PAGE EXCERPT.
-- begin --

Greg Poulos, executive director of the Consumer Advocates of the PJM States, said he could not vote on the measure “even if he wanted to” because it had been posted too late for him to poll his members prior to the meeting.
The MRC approved Exelon’s proposal with 4.04 in favor in a sector-weighted vote, which precluded a vote on DTE’s proposal. From there, the proposal was moved to the Members Committee for an uncommon same-day vote. Several stakeholders expressed frustration at being required to consider the measure so quickly, but they also understood the need for expediency. PJM staff noted they had delayed closing the current FTR auction until after the MRC in order to confirm member preferences for how to handle the current positions.
James Ramsey with Suffolk Fund objected to the vote, which appeared to trigger a rule in PJM’s procedures that would block the vote from being taken. Staff confirmed Ramsey’s objection needed to occur in the MRC when the intention was announced to bring it for a vote at the MC, but Ramsey pointed to an example in the rules that appeared to allow a participant to level an objection in the MC. With the interpretation of the rule in question, Gabel Associates’ Michael Borgatti, who chairs the MC, called for a vote on whether the rules should be waived to allow for the vote. That motion received 4.43 in favor, surpassing the necessary 3.34 threshold in the sector-weighted vote.
The proposal was then approved by acclamation, with five votes in opposition and one abstention.
VALLEY FORGE, Pa. — PJM generators have had enough of a yearlong dispute between the RTO’s staff and its Independent Market Monitor that they say has put generators at risk of regulatory reprisals.
Bob O’Connell of Panda Power Funds led the charge at last week’s meeting of PJM’s Markets and Reliability Committee, introducing a proposal that would require the RTO to accept opportunity cost adders calculated by the IMM, Monitoring Analytics. PJM had announced in an Aug. 7 letter to generators that it would no longer accept adders developed by the Monitor’s calculator if they exceed the value developed by the RTO’s calculator because “PJM has not approved the methodology used by the Monitoring Analytics calculator.”
“I didn’t pick this fight. PJM did. All I’m trying to do is restore what existed before they picked this fight,” O’Connell said.
The adder allows generators who have operating limitations to remain revenue neutral if they are required to forego running at financially optimal times because they were dispatched by PJM at some other time.

-- end --

GIVEN RECORDS.

-- begin --

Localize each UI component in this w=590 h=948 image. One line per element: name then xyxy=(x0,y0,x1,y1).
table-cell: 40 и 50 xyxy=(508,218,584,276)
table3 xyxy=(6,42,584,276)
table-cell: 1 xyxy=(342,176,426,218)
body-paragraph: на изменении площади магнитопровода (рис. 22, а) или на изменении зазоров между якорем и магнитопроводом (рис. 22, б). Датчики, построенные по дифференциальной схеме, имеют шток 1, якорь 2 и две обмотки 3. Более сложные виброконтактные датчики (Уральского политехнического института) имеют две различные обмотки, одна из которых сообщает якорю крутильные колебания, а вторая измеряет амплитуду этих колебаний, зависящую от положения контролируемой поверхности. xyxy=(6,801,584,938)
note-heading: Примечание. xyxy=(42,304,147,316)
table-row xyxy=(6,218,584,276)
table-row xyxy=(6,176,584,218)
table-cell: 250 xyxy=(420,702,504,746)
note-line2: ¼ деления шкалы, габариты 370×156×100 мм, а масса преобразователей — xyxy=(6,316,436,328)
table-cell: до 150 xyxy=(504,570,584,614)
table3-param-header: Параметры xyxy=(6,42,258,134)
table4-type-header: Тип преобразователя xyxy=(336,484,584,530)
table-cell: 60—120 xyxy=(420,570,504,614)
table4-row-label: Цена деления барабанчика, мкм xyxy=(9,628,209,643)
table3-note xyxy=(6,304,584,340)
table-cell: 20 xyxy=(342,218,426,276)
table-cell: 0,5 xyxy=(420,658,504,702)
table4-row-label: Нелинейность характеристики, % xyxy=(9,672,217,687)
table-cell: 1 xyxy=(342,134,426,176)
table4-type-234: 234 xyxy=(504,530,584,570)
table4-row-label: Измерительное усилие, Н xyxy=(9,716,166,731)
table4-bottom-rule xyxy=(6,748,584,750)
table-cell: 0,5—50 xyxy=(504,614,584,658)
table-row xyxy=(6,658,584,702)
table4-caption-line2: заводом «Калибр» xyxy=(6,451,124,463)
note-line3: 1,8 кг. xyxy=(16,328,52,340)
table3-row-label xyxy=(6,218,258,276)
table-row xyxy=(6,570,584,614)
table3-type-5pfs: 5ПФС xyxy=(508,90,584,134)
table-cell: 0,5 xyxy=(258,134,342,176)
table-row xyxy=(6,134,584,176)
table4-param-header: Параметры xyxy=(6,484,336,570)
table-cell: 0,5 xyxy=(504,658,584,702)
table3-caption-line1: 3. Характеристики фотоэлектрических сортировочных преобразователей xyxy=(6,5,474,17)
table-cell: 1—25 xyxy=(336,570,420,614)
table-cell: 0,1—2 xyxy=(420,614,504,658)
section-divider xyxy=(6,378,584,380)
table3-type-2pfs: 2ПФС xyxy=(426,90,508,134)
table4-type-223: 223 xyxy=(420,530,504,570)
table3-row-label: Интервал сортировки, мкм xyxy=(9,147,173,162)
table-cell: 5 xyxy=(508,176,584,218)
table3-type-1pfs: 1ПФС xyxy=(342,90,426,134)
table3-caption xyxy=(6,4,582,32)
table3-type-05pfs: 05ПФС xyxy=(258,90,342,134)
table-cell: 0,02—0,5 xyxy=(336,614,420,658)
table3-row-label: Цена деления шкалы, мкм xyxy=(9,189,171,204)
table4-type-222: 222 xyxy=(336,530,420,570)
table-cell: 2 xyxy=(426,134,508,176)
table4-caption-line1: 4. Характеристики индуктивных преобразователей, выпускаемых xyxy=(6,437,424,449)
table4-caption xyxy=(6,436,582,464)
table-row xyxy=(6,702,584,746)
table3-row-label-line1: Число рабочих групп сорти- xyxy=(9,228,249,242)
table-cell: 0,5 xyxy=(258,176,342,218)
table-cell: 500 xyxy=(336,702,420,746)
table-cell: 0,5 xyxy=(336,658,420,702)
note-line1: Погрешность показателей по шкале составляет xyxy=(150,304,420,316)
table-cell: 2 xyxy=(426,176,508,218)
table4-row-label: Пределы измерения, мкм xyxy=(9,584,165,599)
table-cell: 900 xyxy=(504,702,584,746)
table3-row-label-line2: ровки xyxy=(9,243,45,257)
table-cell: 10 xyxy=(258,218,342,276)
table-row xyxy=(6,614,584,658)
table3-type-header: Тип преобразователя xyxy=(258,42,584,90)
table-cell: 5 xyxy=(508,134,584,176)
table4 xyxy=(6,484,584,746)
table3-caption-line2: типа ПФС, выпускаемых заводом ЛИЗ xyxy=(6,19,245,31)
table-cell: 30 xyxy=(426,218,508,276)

-- end --

WHAT IS EXPECTED.
Pick up the news report on PJM's committee votes and the opportunity cost adder dispute right after its last sentence, and keep writing it.

RESPONSE.
PJM’s and the Monitor’s calculators use different methodologies and sometimes arrive at different results. PJM staff didn’t have “concrete proof” of the different results until two months ago, the RTO’s Stan Williams said. Generators are concerned the ban puts them in regulatory limbo because there is no option that is universally approved.
Old Dominion Electric Cooperative’s Adrien Ford said there’s “a lot of appeal” to the Monitor’s method, which provides a single number based on inputs provided by the generator, but that “it’s useless to us” if PJM won’t accept it. PJM’s method requires generators to use their discretion to choose which result they believe is most accurate.
O’Connell said he forced the vote because he needs a “safe harbor” from a FERC enforcement referral.
“We cannot continue in an environment where if I use Joe’s calculator, I’m at risk of being referred to FERC by PJM, and if I use PJM’s calculator, I’m at risk of being referred by Joe,” he said, referring to Monitor Joe Bowring.
O’Connell’s proposal had been up for introduction at the MRC meeting, but John Rohrbach, who represents ACES on behalf of the Southern Maryland Electric Cooperative, motioned for it to be up for voting consideration. He argued the immediate vote was necessary because PJM’s ban disrupted years of reliance on being able to use either calculator and “effectively short-circuited” an ongoing stakeholder process to review the calculators. (See “Stakeholders Approve Variety of Actions,” PJM Markets and Reliability and Members Committees Briefs.)
O’Connell seconded the motion but said that he would withdraw the proposal if PJM lifted the ban. He also suggested creating comparative tests using identical inputs to determine why results are different and identify the best practice.
“As long as that memo is out there, I have a commercial responsibility to my team to try to get that resolved,” he said, adding that he couldn’t accept a general agreement to continue looking at the issue without definitive timelines. “I’ve got to be able to negotiate with somebody; I can’t just concede the point.”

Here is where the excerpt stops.